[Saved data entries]

● ● ● ●

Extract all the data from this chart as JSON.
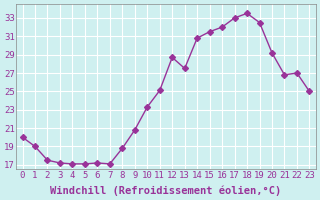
{
  "x": [
    0,
    1,
    2,
    3,
    4,
    5,
    6,
    7,
    8,
    9,
    10,
    11,
    12,
    13,
    14,
    15,
    16,
    17,
    18,
    19,
    20,
    21,
    22,
    23
  ],
  "y": [
    20.0,
    19.0,
    17.5,
    17.2,
    17.1,
    17.1,
    17.2,
    17.1,
    18.8,
    20.8,
    23.3,
    25.1,
    28.7,
    27.5,
    30.8,
    31.5,
    32.0,
    33.0,
    33.5,
    32.5,
    29.2,
    26.8,
    27.0,
    25.0
  ],
  "line_color": "#993399",
  "marker": "D",
  "marker_size": 3,
  "bg_color": "#cff0f0",
  "grid_color": "#ffffff",
  "xlabel": "Windchill (Refroidissement éolien,°C)",
  "ylabel": "",
  "yticks": [
    17,
    19,
    21,
    23,
    25,
    27,
    29,
    31,
    33
  ],
  "ylim": [
    16.5,
    34.5
  ],
  "xlim": [
    -0.5,
    23.5
  ],
  "tick_label_color": "#993399",
  "tick_fontsize": 6.5,
  "xlabel_fontsize": 7.5
}
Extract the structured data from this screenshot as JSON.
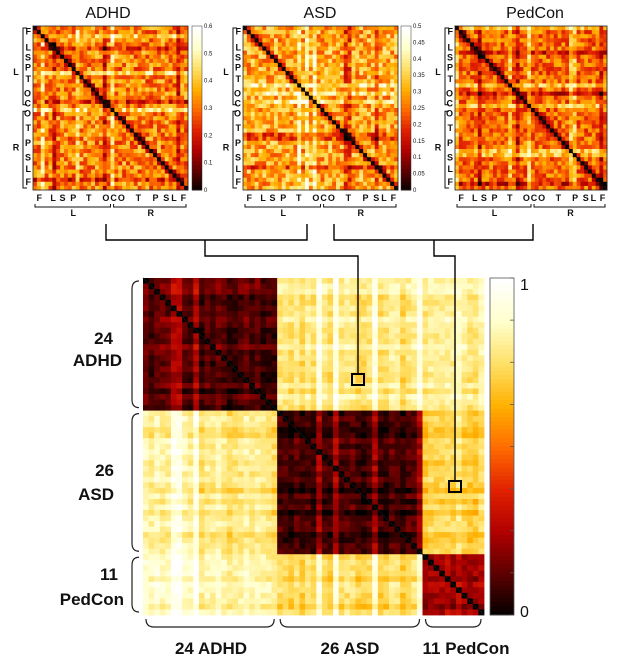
{
  "chart_data": [
    {
      "type": "heatmap",
      "title": "ADHD",
      "row_labels_left": [
        "F",
        "L",
        "S",
        "P",
        "T",
        "O",
        "C",
        "O",
        "T",
        "P",
        "S",
        "L",
        "F"
      ],
      "hemisphere_labels": [
        "L",
        "R"
      ],
      "x_tick_labels": [
        "F",
        "L",
        "S",
        "P",
        "T",
        "O",
        "C",
        "O",
        "T",
        "P",
        "S",
        "L",
        "F"
      ],
      "colorbar_ticks": [
        "0.6",
        "0.5",
        "0.4",
        "0.3",
        "0.2",
        "0.1",
        "0"
      ],
      "vmin": 0,
      "vmax": 0.6
    },
    {
      "type": "heatmap",
      "title": "ASD",
      "row_labels_left": [
        "F",
        "L",
        "S",
        "P",
        "T",
        "O",
        "C",
        "O",
        "T",
        "P",
        "S",
        "L",
        "F"
      ],
      "hemisphere_labels": [
        "L",
        "R"
      ],
      "x_tick_labels": [
        "F",
        "L",
        "S",
        "P",
        "T",
        "O",
        "C",
        "O",
        "T",
        "P",
        "S",
        "L",
        "F"
      ],
      "colorbar_ticks": [
        "0.5",
        "0.45",
        "0.4",
        "0.35",
        "0.3",
        "0.25",
        "0.2",
        "0.15",
        "0.1",
        "0.05",
        "0"
      ],
      "vmin": 0,
      "vmax": 0.5
    },
    {
      "type": "heatmap",
      "title": "PedCon",
      "row_labels_left": [
        "F",
        "L",
        "S",
        "P",
        "T",
        "O",
        "C",
        "O",
        "T",
        "P",
        "S",
        "L",
        "F"
      ],
      "hemisphere_labels": [
        "L",
        "R"
      ],
      "x_tick_labels": [
        "F",
        "L",
        "S",
        "P",
        "T",
        "O",
        "C",
        "O",
        "T",
        "P",
        "S",
        "L",
        "F"
      ],
      "colorbar_ticks": [],
      "vmin": 0,
      "vmax": 1
    },
    {
      "type": "heatmap",
      "title": "",
      "groups": [
        {
          "count": "24",
          "name": "ADHD",
          "size": 24
        },
        {
          "count": "26",
          "name": "ASD",
          "size": 26
        },
        {
          "count": "11",
          "name": "PedCon",
          "size": 11
        }
      ],
      "bottom_labels": [
        "24 ADHD",
        "26 ASD",
        "11 PedCon"
      ],
      "left_labels": [
        [
          "24",
          "ADHD"
        ],
        [
          "26",
          "ASD"
        ],
        [
          "11",
          "PedCon"
        ]
      ],
      "block_mean": [
        [
          0.12,
          0.78,
          0.82
        ],
        [
          0.78,
          0.07,
          0.7
        ],
        [
          0.82,
          0.7,
          0.22
        ]
      ],
      "colorbar_ticks": [
        "1",
        "0"
      ],
      "vmin": 0,
      "vmax": 1
    }
  ],
  "colormap": [
    "#000000",
    "#5a0000",
    "#b00000",
    "#e02000",
    "#ff6a00",
    "#ffb000",
    "#ffe066",
    "#ffffcc",
    "#ffffff"
  ]
}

● ● ● ●

• _Task to complete_
Of all the lines in the material above, how many contain the word "JSON"? Give only the count.

• _Complete answer_
2